Records:
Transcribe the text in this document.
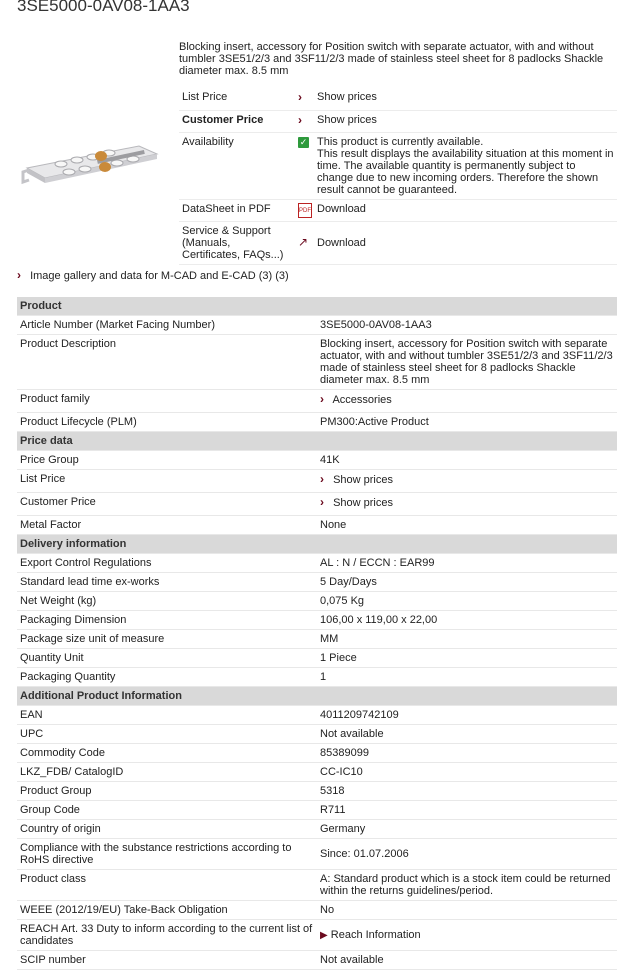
3SE5000-0AV08-1AA3
Blocking insert, accessory for Position switch with separate actuator, with and without tumbler 3SE51/2/3 and 3SF11/2/3 made of stainless steel sheet for 8 padlocks Shackle diameter max. 8.5 mm
List Price	›	Show prices
Customer Price	›	Show prices
Availability	✓	This product is currently available.
This result displays the availability situation at this moment in time. The available quantity is permanently subject to change due to new incoming orders. Therefore the shown result cannot be guaranteed.
DataSheet in PDF	PDF	Download
Service & Support (Manuals, Certificates, FAQs...)	↗	Download
› Image gallery and data for M-CAD and E-CAD (3) (3)
Product	
Article Number (Market Facing Number)	3SE5000-0AV08-1AA3
Product Description	Blocking insert, accessory for Position switch with separate actuator, with and without tumbler 3SE51/2/3 and 3SF11/2/3 made of stainless steel sheet for 8 padlocks Shackle diameter max. 8.5 mm
Product family	› Accessories
Product Lifecycle (PLM)	PM300:Active Product
Price data	
Price Group	41K
List Price	› Show prices
Customer Price	› Show prices
Metal Factor	None
Delivery information	
Export Control Regulations	AL : N / ECCN : EAR99
Standard lead time ex-works	5 Day/Days
Net Weight (kg)	0,075 Kg
Packaging Dimension	106,00 x 119,00 x 22,00
Package size unit of measure	MM
Quantity Unit	1 Piece
Packaging Quantity	1
Additional Product Information	
EAN	4011209742109
UPC	Not available
Commodity Code	85389099
LKZ_FDB/ CatalogID	CC-IC10
Product Group	5318
Group Code	R711
Country of origin	Germany
Compliance with the substance restrictions according to RoHS directive	Since: 01.07.2006
Product class	A: Standard product which is a stock item could be returned within the returns guidelines/period.
WEEE (2012/19/EU) Take-Back Obligation	No
REACH Art. 33 Duty to inform according to the current list of candidates	▶ Reach Information
SCIP number	Not available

▸ **Problem description**
Check every line of the data above for the string "padlocks", and copy those that have it.

▸ **Response to the task**
Blocking insert, accessory for Position switch with separate actuator, with and without tumbler 3SE51/2/3 and 3SF11/2/3 made of stainless steel sheet for 8 padlocks Shackle diameter max. 8.5 mm
Product Description	Blocking insert, accessory for Position switch with separate actuator, with and without tumbler 3SE51/2/3 and 3SF11/2/3 made of stainless steel sheet for 8 padlocks Shackle diameter max. 8.5 mm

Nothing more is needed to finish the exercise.